Without further comment, state how many lines in the listing below contain the word "Орел".

-------- Supplied records

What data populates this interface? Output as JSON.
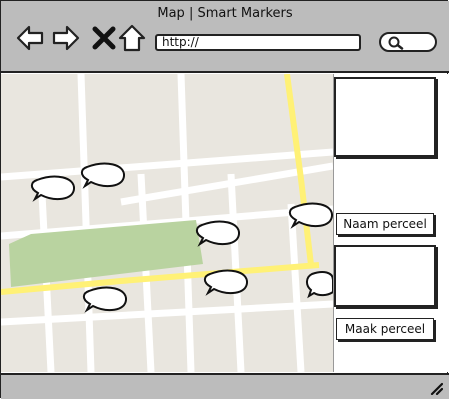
{
  "window": {
    "title": "Map | Smart Markers"
  },
  "browser": {
    "back_icon": "arrow-left-icon",
    "forward_icon": "arrow-right-icon",
    "stop_icon": "close-icon",
    "home_icon": "home-icon",
    "url_value": "http://",
    "search_icon": "search-icon"
  },
  "colors": {
    "chrome": "#bcbcbc",
    "map_background": "#e9e6df",
    "road_highlight": "#fff176",
    "park": "#b9d3a0",
    "street": "#ffffff"
  },
  "sidebar": {
    "name_button_label": "Naam perceel",
    "create_button_label": "Maak perceel"
  },
  "statusbar": {
    "resize_icon": "resize-grip-icon"
  }
}
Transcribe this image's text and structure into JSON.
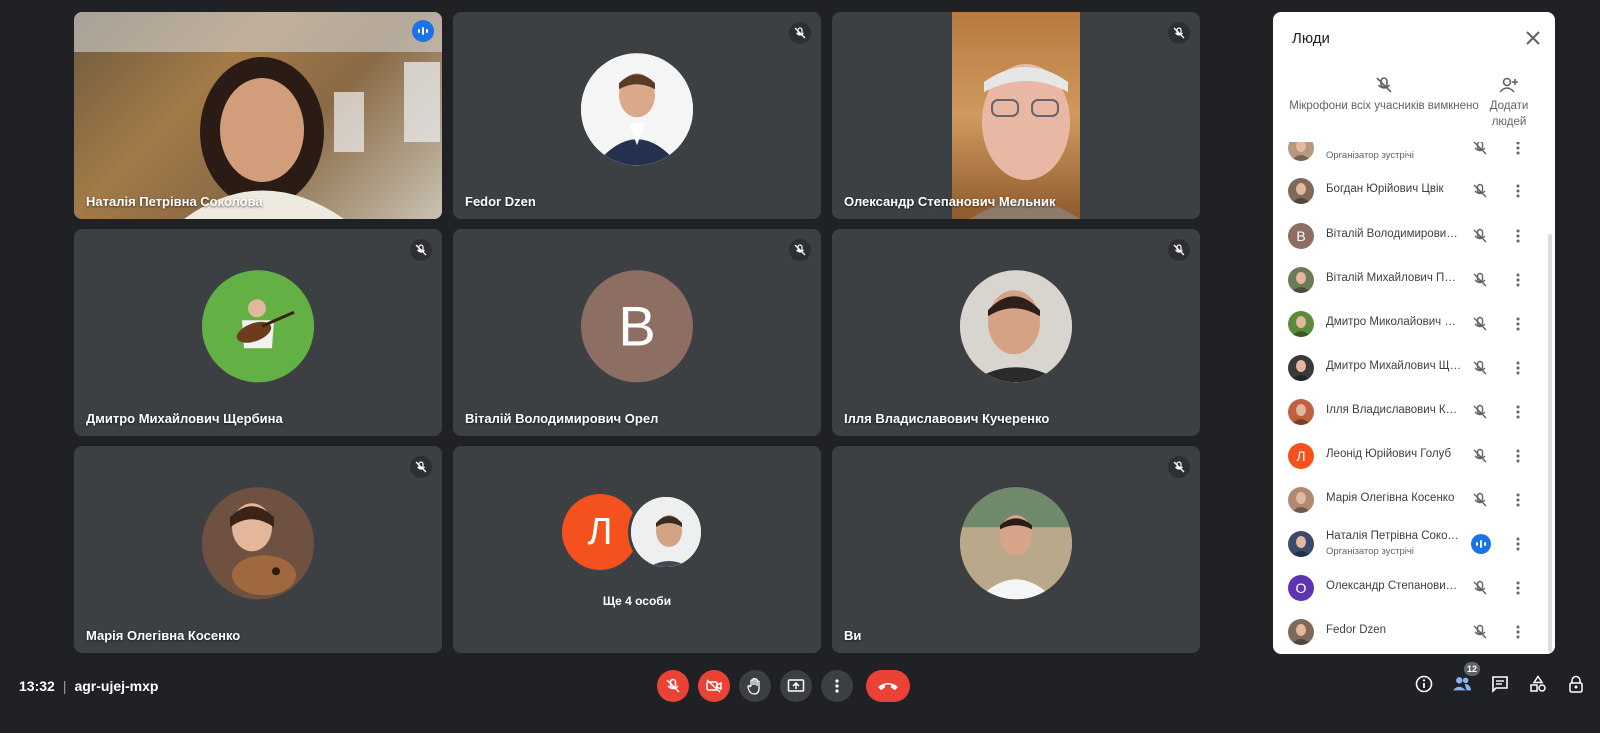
{
  "meeting": {
    "time": "13:32",
    "separator": "|",
    "code": "agr-ujej-mxp"
  },
  "tiles": [
    {
      "name": "Наталія Петрівна Соколова",
      "type": "video",
      "state": "speaking"
    },
    {
      "name": "Fedor Dzen",
      "type": "avatar",
      "state": "muted"
    },
    {
      "name": "Олександр Степанович Мельник",
      "type": "video",
      "state": "muted"
    },
    {
      "name": "Дмитро Михайлович Щербина",
      "type": "avatar",
      "state": "muted"
    },
    {
      "name": "Віталій Володимирович Орел",
      "type": "initial",
      "initial": "В",
      "color": "#8d6e63",
      "state": "muted"
    },
    {
      "name": "Ілля Владиславович Кучеренко",
      "type": "avatar",
      "state": "muted"
    },
    {
      "name": "Марія Олегівна Косенко",
      "type": "avatar",
      "state": "muted"
    },
    {
      "name": "",
      "type": "more",
      "initial": "Л",
      "label": "Ще 4 особи"
    },
    {
      "name": "Ви",
      "type": "avatar",
      "state": "muted"
    }
  ],
  "panel": {
    "title": "Люди",
    "mute_all_label": "Мікрофони всіх учасників вимкнено",
    "add_people_label": "Додати людей",
    "participants": [
      {
        "name": "",
        "sub": "Організатор зустрічі",
        "avatar": "photo",
        "state": "muted",
        "partial": true
      },
      {
        "name": "Богдан Юрійович Цвік",
        "avatar": "photo",
        "state": "muted"
      },
      {
        "name": "Віталій Володимирович Орел",
        "avatar": "initial",
        "initial": "В",
        "color": "#8d6e63",
        "state": "muted"
      },
      {
        "name": "Віталій Михайлович Поспєлов",
        "avatar": "photo",
        "state": "muted"
      },
      {
        "name": "Дмитро Миколайович Чорний",
        "avatar": "photo",
        "state": "muted"
      },
      {
        "name": "Дмитро Михайлович Щербина",
        "avatar": "photo",
        "state": "muted"
      },
      {
        "name": "Ілля Владиславович Кучеренко",
        "avatar": "photo",
        "state": "muted"
      },
      {
        "name": "Леонід Юрійович Голуб",
        "avatar": "initial",
        "initial": "Л",
        "color": "#f4511e",
        "state": "muted"
      },
      {
        "name": "Марія Олегівна Косенко",
        "avatar": "photo",
        "state": "muted"
      },
      {
        "name": "Наталія Петрівна Соколова",
        "sub": "Організатор зустрічі",
        "avatar": "photo",
        "state": "speaking"
      },
      {
        "name": "Олександр Степанович Мельник",
        "avatar": "initial",
        "initial": "О",
        "color": "#5e35b1",
        "state": "muted"
      },
      {
        "name": "Fedor Dzen",
        "avatar": "photo",
        "state": "muted"
      }
    ]
  },
  "toolbar": {
    "people_count": "12"
  },
  "colors": {
    "accent": "#1a73e8",
    "danger": "#ea4335",
    "tile_bg": "#3c4043",
    "bg": "#202124"
  }
}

----------------

→ Written solution: 2